Extracted data entries
## begin

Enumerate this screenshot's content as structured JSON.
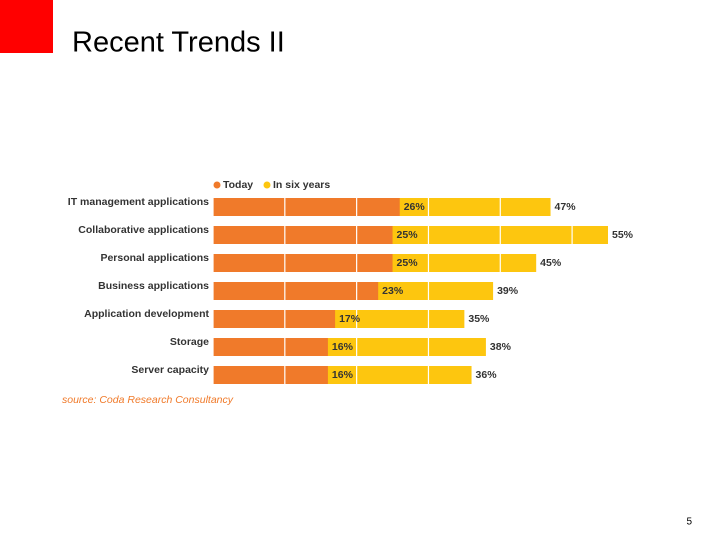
{
  "slide": {
    "title": "Recent Trends II",
    "page_number": "5"
  },
  "chart_data": {
    "type": "hbar_overlap",
    "categories": [
      "IT management applications",
      "Collaborative applications",
      "Personal applications",
      "Business applications",
      "Application development",
      "Storage",
      "Server capacity"
    ],
    "series": [
      {
        "name": "Today",
        "color": "#f07a2a",
        "values": [
          26,
          25,
          25,
          23,
          17,
          16,
          16
        ],
        "value_labels": [
          "26%",
          "25%",
          "25%",
          "23%",
          "17%",
          "16%",
          "16%"
        ]
      },
      {
        "name": "In six years",
        "color": "#fdc60f",
        "values": [
          47,
          55,
          45,
          39,
          35,
          38,
          36
        ],
        "value_labels": [
          "47%",
          "55%",
          "45%",
          "39%",
          "35%",
          "38%",
          "36%"
        ]
      }
    ],
    "xlim": [
      0,
      55
    ],
    "xticks": [
      0,
      10,
      20,
      30,
      40,
      50
    ],
    "grid": true,
    "tick_labels": false,
    "source": "source: Coda Research Consultancy"
  }
}
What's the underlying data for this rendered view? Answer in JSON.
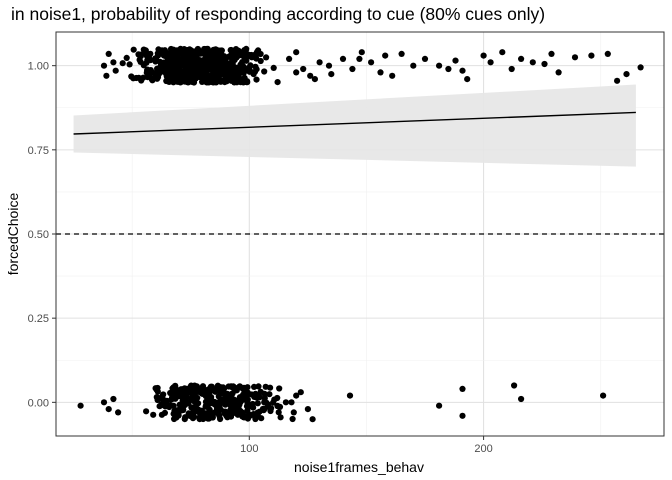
{
  "chart_data": {
    "type": "scatter",
    "title": "in noise1, probability of responding according to cue (80% cues only)",
    "xlabel": "noise1frames_behav",
    "ylabel": "forcedChoice",
    "x_ticks": [
      {
        "value": 100,
        "label": "100"
      },
      {
        "value": 200,
        "label": "200"
      }
    ],
    "y_ticks": [
      {
        "value": 0,
        "label": "0.00"
      },
      {
        "value": 0.25,
        "label": "0.25"
      },
      {
        "value": 0.5,
        "label": "0.50"
      },
      {
        "value": 0.75,
        "label": "0.75"
      },
      {
        "value": 1,
        "label": "1.00"
      }
    ],
    "xlim": [
      17.5,
      277
    ],
    "ylim": [
      -0.1,
      1.1
    ],
    "grid": true,
    "reference_line": {
      "y": 0.5,
      "style": "dashed",
      "color": "#000000"
    },
    "fit": {
      "x": [
        25,
        265
      ],
      "y": [
        0.797,
        0.861
      ],
      "ci_lower": [
        0.742,
        0.7
      ],
      "ci_upper": [
        0.852,
        0.944
      ],
      "ci_color": "#e6e6e6"
    },
    "jitter_height": 0.05,
    "point_color": "#000000",
    "points_cluster_1": [
      {
        "x_range": [
          42,
          115
        ],
        "y": 1,
        "count": 620
      },
      {
        "x_range": [
          45,
          125
        ],
        "y": 0,
        "count": 330
      }
    ],
    "points_individual_1": [
      [
        40,
        1.035
      ],
      [
        42,
        1.01
      ],
      [
        43,
        0.985
      ],
      [
        38,
        1.0
      ],
      [
        39,
        0.97
      ],
      [
        117,
        1.02
      ],
      [
        120,
        0.98
      ],
      [
        126,
        0.97
      ],
      [
        130,
        1.01
      ],
      [
        135,
        0.975
      ],
      [
        140,
        1.02
      ],
      [
        144,
        0.99
      ],
      [
        148,
        1.04
      ],
      [
        152,
        1.01
      ],
      [
        158,
        1.03
      ],
      [
        161,
        0.97
      ],
      [
        165,
        1.035
      ],
      [
        170,
        1.0
      ],
      [
        175,
        1.02
      ],
      [
        181,
        1.0
      ],
      [
        185,
        0.99
      ],
      [
        188,
        1.015
      ],
      [
        191,
        0.985
      ],
      [
        193,
        0.96
      ],
      [
        200,
        1.03
      ],
      [
        203,
        1.01
      ],
      [
        208,
        1.04
      ],
      [
        212,
        0.99
      ],
      [
        216,
        1.02
      ],
      [
        221,
        1.01
      ],
      [
        226,
        1.005
      ],
      [
        229,
        1.035
      ],
      [
        232,
        0.98
      ],
      [
        239,
        1.025
      ],
      [
        246,
        1.03
      ],
      [
        253,
        1.035
      ],
      [
        257,
        0.955
      ],
      [
        261,
        0.975
      ],
      [
        267,
        0.995
      ],
      [
        120,
        1.04
      ],
      [
        123,
        0.99
      ],
      [
        128,
        0.96
      ],
      [
        134,
        1.0
      ],
      [
        147,
        1.02
      ],
      [
        156,
        0.98
      ]
    ],
    "points_individual_0": [
      [
        28,
        -0.01
      ],
      [
        38,
        0.0
      ],
      [
        40,
        -0.02
      ],
      [
        42,
        0.01
      ],
      [
        44,
        -0.03
      ],
      [
        120,
        0.02
      ],
      [
        125,
        -0.02
      ],
      [
        127,
        -0.05
      ],
      [
        143,
        0.02
      ],
      [
        181,
        -0.01
      ],
      [
        191,
        0.04
      ],
      [
        191,
        -0.04
      ],
      [
        213,
        0.05
      ],
      [
        216,
        0.01
      ],
      [
        251,
        0.02
      ],
      [
        118,
        0.0
      ],
      [
        122,
        0.03
      ],
      [
        119,
        -0.03
      ]
    ]
  }
}
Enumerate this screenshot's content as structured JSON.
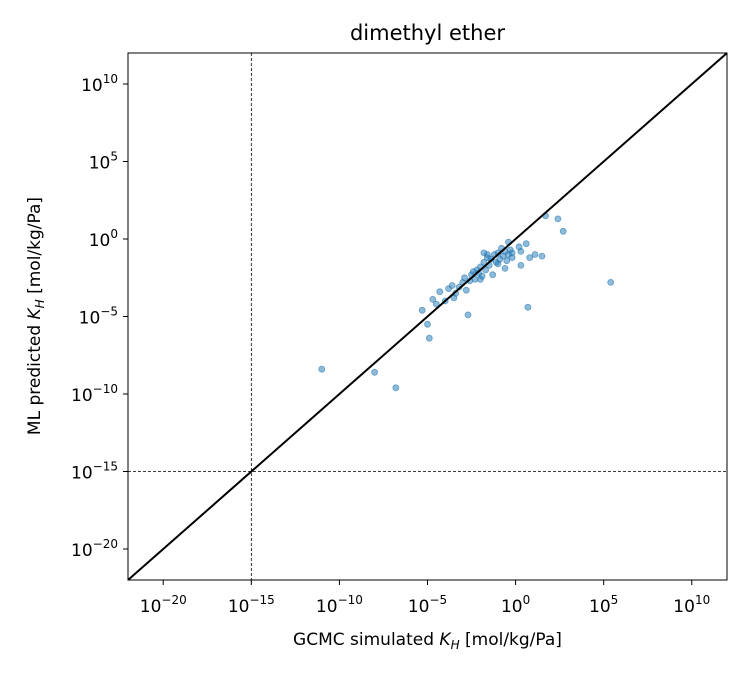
{
  "chart_data": {
    "type": "scatter",
    "title": "dimethyl ether",
    "xlabel": {
      "prefix": "GCMC simulated ",
      "var": "K",
      "sub": "H",
      "suffix": " [mol/kg/Pa]"
    },
    "ylabel": {
      "prefix": "ML predicted ",
      "var": "K",
      "sub": "H",
      "suffix": " [mol/kg/Pa]"
    },
    "scale": "log10",
    "xlim_exp": [
      -22,
      12
    ],
    "ylim_exp": [
      -22,
      12
    ],
    "xticks_exp": [
      -20,
      -15,
      -10,
      -5,
      0,
      5,
      10
    ],
    "yticks_exp": [
      -20,
      -15,
      -10,
      -5,
      0,
      5,
      10
    ],
    "point_color": "#1f77b4",
    "reference_line": {
      "type": "y=x",
      "color": "#000000"
    },
    "threshold_lines": {
      "x_exp": -15,
      "y_exp": -15,
      "style": "dashed"
    },
    "grid": false,
    "points_log10": [
      [
        -11.0,
        -8.4
      ],
      [
        -8.0,
        -8.6
      ],
      [
        -6.8,
        -9.6
      ],
      [
        -5.3,
        -4.6
      ],
      [
        -5.0,
        -5.5
      ],
      [
        -4.9,
        -6.4
      ],
      [
        -4.7,
        -3.9
      ],
      [
        -4.5,
        -4.2
      ],
      [
        -4.3,
        -3.4
      ],
      [
        -4.0,
        -4.0
      ],
      [
        -3.8,
        -3.2
      ],
      [
        -3.6,
        -3.0
      ],
      [
        -3.4,
        -3.5
      ],
      [
        -3.2,
        -3.1
      ],
      [
        -3.0,
        -2.8
      ],
      [
        -2.8,
        -3.3
      ],
      [
        -2.6,
        -2.7
      ],
      [
        -2.9,
        -2.5
      ],
      [
        -2.5,
        -2.3
      ],
      [
        -2.3,
        -2.6
      ],
      [
        -2.1,
        -2.2
      ],
      [
        -2.7,
        -4.9
      ],
      [
        -2.2,
        -2.0
      ],
      [
        -2.0,
        -1.8
      ],
      [
        -1.9,
        -2.4
      ],
      [
        -1.8,
        -1.5
      ],
      [
        -1.7,
        -2.0
      ],
      [
        -1.6,
        -1.2
      ],
      [
        -1.5,
        -1.7
      ],
      [
        -1.4,
        -1.3
      ],
      [
        -1.3,
        -2.3
      ],
      [
        -1.2,
        -1.0
      ],
      [
        -1.1,
        -1.5
      ],
      [
        -1.0,
        -0.9
      ],
      [
        -0.9,
        -1.3
      ],
      [
        -0.8,
        -0.6
      ],
      [
        -0.7,
        -1.1
      ],
      [
        -0.6,
        -0.8
      ],
      [
        -0.5,
        -1.4
      ],
      [
        -0.4,
        -1.0
      ],
      [
        -0.3,
        -0.7
      ],
      [
        -0.2,
        -1.2
      ],
      [
        -1.8,
        -0.9
      ],
      [
        -0.2,
        -0.9
      ],
      [
        0.2,
        -0.5
      ],
      [
        0.3,
        -1.7
      ],
      [
        -2.4,
        -2.1
      ],
      [
        -2.0,
        -2.6
      ],
      [
        -3.5,
        -3.8
      ],
      [
        -1.6,
        -1.0
      ],
      [
        -1.0,
        -1.6
      ],
      [
        -0.6,
        -1.9
      ],
      [
        -0.4,
        -0.2
      ],
      [
        0.3,
        -0.8
      ],
      [
        0.6,
        -0.3
      ],
      [
        0.7,
        -4.4
      ],
      [
        0.8,
        -1.2
      ],
      [
        1.1,
        -1.0
      ],
      [
        1.5,
        -1.1
      ],
      [
        1.7,
        1.5
      ],
      [
        2.4,
        1.3
      ],
      [
        2.7,
        0.5
      ],
      [
        5.4,
        -2.8
      ]
    ]
  }
}
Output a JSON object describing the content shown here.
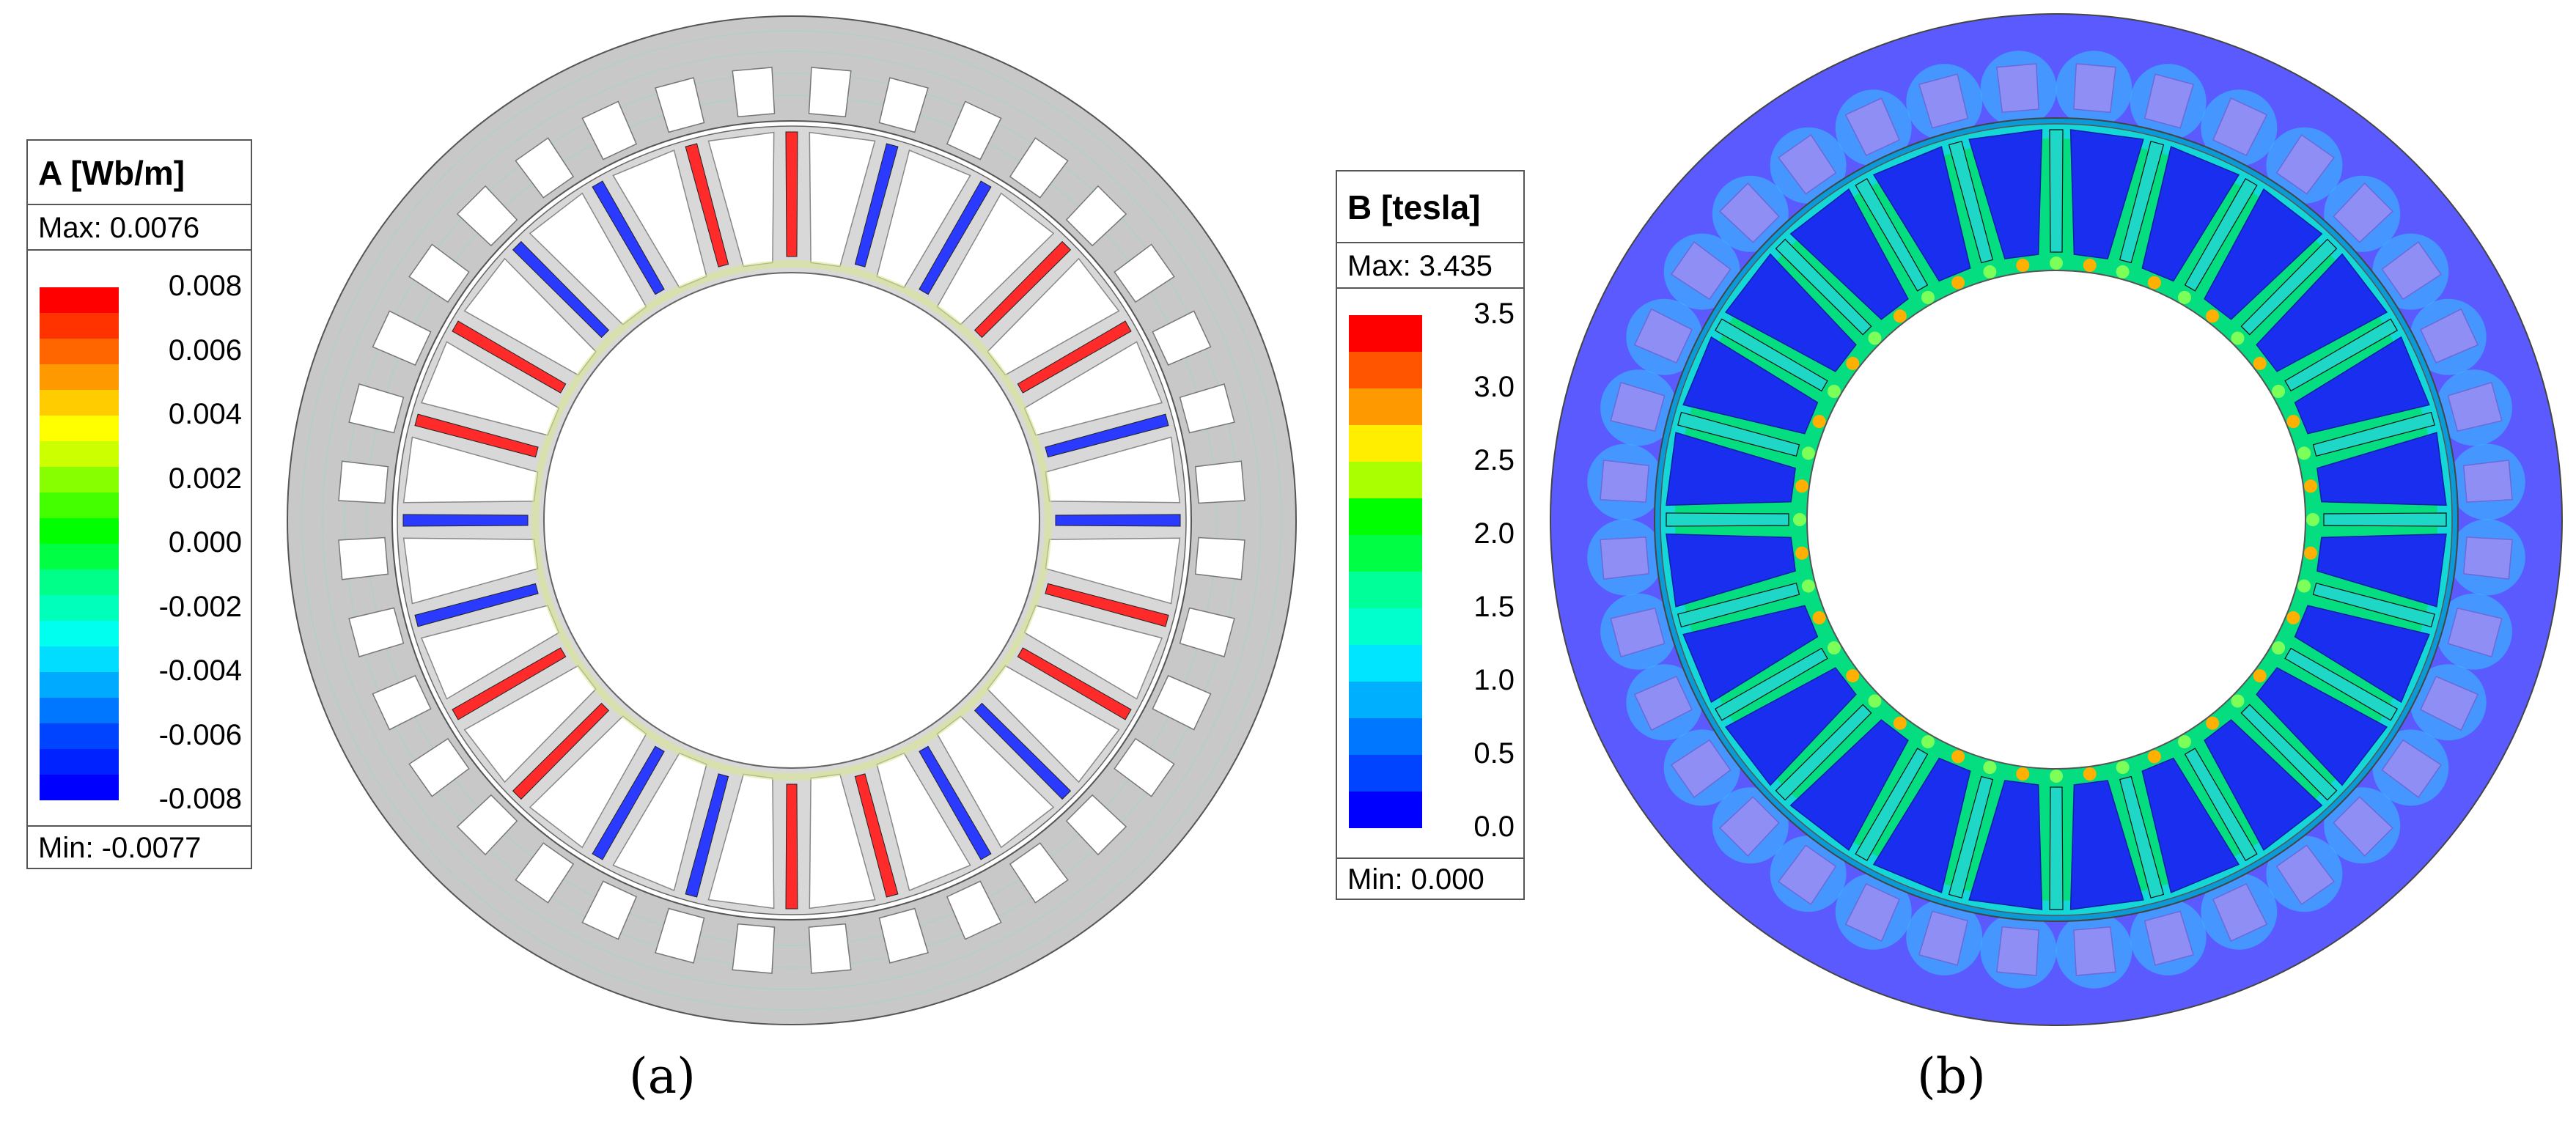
{
  "panel_a": {
    "label": "(a)",
    "legend": {
      "title": "A [Wb/m]",
      "max_text": "Max: 0.0076",
      "min_text": "Min: -0.0077",
      "ticks": [
        "0.008",
        "0.006",
        "0.004",
        "0.002",
        "0.000",
        "-0.002",
        "-0.004",
        "-0.006",
        "-0.008"
      ],
      "colors": [
        "#ff0000",
        "#ff3300",
        "#ff6600",
        "#ff9900",
        "#ffcc00",
        "#ffff00",
        "#ccff00",
        "#88ff00",
        "#44ff00",
        "#00ff00",
        "#00ff44",
        "#00ff88",
        "#00ffbb",
        "#00ffee",
        "#00ddff",
        "#00aaff",
        "#0077ff",
        "#0044ff",
        "#0022ff",
        "#0000ff"
      ]
    }
  },
  "panel_b": {
    "label": "(b)",
    "legend": {
      "title": "B [tesla]",
      "max_text": "Max: 3.435",
      "min_text": "Min: 0.000",
      "ticks": [
        "3.5",
        "3.0",
        "2.5",
        "2.0",
        "1.5",
        "1.0",
        "0.5",
        "0.0"
      ],
      "colors": [
        "#ff0000",
        "#ff5500",
        "#ff9900",
        "#ffee00",
        "#aaff00",
        "#00ff00",
        "#00ff44",
        "#00ff99",
        "#00ffcc",
        "#00e5ff",
        "#00b0ff",
        "#0077ff",
        "#0044ff",
        "#0000ff"
      ]
    }
  },
  "colors": {
    "stator_gray": "#c8c8c8",
    "field_blue": "#5a5aff",
    "deep_blue": "#1a2ef0",
    "coil_red": "#ff2a2a",
    "coil_blue": "#2a3aff"
  }
}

## end

• SET EXERCISE: From the data above, pick out each line containing "JSON" and copy it.

• OUTPUT FOR THIS TASK:
Enumerate this screenshot's content as structured JSON.
What's the underlying data for this rendered view? Answer in JSON.
Enumerate this screenshot's content as structured JSON.
Output a JSON object describing the content shown here.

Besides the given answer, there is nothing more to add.